Data entries:
** START **

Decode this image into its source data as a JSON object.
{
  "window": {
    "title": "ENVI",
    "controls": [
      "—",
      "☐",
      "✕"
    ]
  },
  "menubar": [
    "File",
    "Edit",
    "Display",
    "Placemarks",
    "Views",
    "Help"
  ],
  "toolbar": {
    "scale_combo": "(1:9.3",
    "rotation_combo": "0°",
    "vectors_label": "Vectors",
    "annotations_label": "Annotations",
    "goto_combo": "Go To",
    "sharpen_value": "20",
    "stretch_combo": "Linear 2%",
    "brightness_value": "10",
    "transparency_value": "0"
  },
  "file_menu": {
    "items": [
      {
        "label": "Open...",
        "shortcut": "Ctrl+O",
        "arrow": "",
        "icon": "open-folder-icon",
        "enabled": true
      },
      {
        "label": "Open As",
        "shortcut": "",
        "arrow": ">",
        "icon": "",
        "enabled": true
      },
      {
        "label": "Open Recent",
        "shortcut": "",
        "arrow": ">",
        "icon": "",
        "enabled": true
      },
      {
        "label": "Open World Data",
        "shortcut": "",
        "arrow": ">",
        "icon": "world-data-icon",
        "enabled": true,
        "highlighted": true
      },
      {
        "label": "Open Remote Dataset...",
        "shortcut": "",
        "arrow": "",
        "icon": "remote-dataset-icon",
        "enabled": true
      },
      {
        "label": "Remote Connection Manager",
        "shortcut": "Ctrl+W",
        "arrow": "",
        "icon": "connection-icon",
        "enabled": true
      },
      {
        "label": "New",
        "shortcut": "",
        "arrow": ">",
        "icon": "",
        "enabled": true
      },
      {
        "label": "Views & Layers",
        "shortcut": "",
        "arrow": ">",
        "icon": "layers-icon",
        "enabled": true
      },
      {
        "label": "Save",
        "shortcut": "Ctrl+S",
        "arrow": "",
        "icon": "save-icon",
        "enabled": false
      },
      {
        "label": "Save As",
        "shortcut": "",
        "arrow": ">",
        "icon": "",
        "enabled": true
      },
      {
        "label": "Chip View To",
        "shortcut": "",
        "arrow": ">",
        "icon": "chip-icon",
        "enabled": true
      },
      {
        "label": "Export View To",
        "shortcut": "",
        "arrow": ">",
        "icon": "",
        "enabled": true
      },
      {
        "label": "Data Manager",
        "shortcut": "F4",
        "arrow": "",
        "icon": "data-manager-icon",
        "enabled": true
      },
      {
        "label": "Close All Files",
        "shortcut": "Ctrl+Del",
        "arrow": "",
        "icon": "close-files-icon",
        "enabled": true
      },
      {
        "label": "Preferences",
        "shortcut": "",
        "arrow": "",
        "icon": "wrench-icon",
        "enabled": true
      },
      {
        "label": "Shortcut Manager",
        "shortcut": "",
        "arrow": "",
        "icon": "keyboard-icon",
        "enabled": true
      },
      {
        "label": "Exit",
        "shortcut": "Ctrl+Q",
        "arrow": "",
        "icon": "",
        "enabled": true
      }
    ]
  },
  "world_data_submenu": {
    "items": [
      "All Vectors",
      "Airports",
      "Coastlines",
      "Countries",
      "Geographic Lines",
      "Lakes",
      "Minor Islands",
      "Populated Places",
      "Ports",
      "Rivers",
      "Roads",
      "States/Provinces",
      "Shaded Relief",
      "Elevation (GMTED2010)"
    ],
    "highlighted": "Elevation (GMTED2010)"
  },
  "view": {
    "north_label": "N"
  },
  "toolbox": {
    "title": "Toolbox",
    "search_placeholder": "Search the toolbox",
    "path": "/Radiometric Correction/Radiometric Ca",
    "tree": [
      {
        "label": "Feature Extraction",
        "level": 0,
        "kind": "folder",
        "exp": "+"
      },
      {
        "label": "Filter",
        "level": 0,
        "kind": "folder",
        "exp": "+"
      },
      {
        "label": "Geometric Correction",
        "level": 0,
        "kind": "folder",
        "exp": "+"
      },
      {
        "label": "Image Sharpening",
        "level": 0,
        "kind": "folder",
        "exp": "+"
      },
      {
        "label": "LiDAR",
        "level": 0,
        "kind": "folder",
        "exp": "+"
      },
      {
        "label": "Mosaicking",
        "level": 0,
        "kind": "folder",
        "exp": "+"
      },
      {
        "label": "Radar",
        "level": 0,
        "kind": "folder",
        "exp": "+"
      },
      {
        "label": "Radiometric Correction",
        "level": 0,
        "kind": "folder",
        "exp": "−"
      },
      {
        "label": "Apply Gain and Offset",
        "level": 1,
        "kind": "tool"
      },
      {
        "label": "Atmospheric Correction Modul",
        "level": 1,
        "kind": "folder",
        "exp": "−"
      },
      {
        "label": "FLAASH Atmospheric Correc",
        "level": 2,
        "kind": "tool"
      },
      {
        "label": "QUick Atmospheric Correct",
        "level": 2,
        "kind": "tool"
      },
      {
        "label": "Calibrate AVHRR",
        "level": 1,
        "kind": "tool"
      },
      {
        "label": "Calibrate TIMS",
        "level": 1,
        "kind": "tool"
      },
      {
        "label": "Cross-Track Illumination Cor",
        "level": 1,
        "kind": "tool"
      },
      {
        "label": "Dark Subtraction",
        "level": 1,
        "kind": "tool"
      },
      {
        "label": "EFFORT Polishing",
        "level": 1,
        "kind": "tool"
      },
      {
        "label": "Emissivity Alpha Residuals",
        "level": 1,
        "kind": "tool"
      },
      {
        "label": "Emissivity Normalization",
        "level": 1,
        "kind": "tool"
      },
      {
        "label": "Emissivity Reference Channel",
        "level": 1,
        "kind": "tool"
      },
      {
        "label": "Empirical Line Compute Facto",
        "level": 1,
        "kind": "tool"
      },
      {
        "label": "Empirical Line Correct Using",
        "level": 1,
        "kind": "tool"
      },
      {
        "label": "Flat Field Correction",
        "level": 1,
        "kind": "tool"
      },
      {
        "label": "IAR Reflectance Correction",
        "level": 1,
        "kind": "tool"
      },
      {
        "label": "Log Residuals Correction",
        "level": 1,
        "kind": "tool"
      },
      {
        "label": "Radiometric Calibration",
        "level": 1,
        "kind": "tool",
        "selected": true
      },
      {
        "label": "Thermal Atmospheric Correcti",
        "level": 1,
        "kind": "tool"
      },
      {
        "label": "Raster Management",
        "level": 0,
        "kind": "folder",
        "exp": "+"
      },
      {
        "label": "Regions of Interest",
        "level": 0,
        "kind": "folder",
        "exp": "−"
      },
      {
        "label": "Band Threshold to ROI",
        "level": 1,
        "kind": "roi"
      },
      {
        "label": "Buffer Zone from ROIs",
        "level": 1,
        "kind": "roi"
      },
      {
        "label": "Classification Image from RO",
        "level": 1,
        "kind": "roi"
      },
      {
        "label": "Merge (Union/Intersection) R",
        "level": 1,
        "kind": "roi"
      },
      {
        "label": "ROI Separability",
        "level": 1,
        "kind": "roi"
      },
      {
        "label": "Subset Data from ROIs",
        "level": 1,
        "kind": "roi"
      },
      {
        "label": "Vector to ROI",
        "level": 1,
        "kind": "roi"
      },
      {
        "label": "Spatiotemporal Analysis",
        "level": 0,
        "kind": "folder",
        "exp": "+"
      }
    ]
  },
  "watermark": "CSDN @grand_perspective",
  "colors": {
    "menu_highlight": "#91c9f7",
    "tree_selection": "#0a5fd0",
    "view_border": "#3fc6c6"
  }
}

** END **

Exercise aim: Give the count of lines holding the word "Residuals", with no other words.

Response to the exercise: 2